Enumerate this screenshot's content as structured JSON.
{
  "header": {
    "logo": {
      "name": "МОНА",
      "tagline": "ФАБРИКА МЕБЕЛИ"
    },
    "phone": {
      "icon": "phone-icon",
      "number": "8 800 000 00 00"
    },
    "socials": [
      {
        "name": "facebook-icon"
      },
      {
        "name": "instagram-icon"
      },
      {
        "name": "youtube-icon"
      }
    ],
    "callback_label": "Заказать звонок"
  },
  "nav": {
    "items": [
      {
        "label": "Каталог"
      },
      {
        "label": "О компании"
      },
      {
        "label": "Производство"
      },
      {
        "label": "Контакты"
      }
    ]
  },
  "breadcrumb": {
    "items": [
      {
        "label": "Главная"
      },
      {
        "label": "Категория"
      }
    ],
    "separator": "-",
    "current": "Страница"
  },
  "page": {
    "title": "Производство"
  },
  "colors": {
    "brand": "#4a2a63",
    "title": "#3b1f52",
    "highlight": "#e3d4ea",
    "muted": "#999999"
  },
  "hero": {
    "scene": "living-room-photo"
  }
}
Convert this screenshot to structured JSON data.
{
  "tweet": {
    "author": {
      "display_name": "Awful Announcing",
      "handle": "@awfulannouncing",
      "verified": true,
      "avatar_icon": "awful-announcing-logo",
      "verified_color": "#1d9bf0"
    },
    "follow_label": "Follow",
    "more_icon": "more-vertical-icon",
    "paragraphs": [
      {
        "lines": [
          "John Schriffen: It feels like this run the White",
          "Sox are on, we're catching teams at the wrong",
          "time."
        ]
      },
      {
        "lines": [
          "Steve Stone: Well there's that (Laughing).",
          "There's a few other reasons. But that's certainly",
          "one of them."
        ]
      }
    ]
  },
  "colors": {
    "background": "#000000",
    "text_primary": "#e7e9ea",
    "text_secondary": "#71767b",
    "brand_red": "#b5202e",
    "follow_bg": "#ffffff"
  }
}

========================================================================

Reproduce all the records precisely.

Enumerate this screenshot's content as structured JSON.
{
  "header": {
    "logo": {
      "name": "МОНА",
      "tagline": "ФАБРИКА МЕБЕЛИ"
    },
    "phone": {
      "icon": "phone-icon",
      "number": "8 800 000 00 00"
    },
    "socials": [
      {
        "name": "facebook-icon"
      },
      {
        "name": "instagram-icon"
      },
      {
        "name": "youtube-icon"
      }
    ],
    "callback_label": "Заказать звонок"
  },
  "nav": {
    "items": [
      {
        "label": "Каталог"
      },
      {
        "label": "О компании"
      },
      {
        "label": "Производство"
      },
      {
        "label": "Контакты"
      }
    ]
  },
  "breadcrumb": {
    "items": [
      {
        "label": "Главная"
      },
      {
        "label": "Категория"
      }
    ],
    "separator": "-",
    "current": "Страница"
  },
  "page": {
    "title": "Производство"
  },
  "colors": {
    "brand": "#4a2a63",
    "title": "#3b1f52",
    "highlight": "#e3d4ea",
    "muted": "#999999"
  },
  "hero": {
    "scene": "living-room-photo"
  }
}
Convert this screenshot to structured JSON data.
{
  "tweet": {
    "author": {
      "display_name": "Awful Announcing",
      "handle": "@awfulannouncing",
      "verified": true,
      "avatar_icon": "awful-announcing-logo",
      "verified_color": "#1d9bf0"
    },
    "follow_label": "Follow",
    "more_icon": "more-vertical-icon",
    "paragraphs": [
      {
        "lines": [
          "John Schriffen: It feels like this run the White",
          "Sox are on, we're catching teams at the wrong",
          "time."
        ]
      },
      {
        "lines": [
          "Steve Stone: Well there's that (Laughing).",
          "There's a few other reasons. But that's certainly",
          "one of them."
        ]
      }
    ]
  },
  "colors": {
    "background": "#000000",
    "text_primary": "#e7e9ea",
    "text_secondary": "#71767b",
    "brand_red": "#b5202e",
    "follow_bg": "#ffffff"
  }
}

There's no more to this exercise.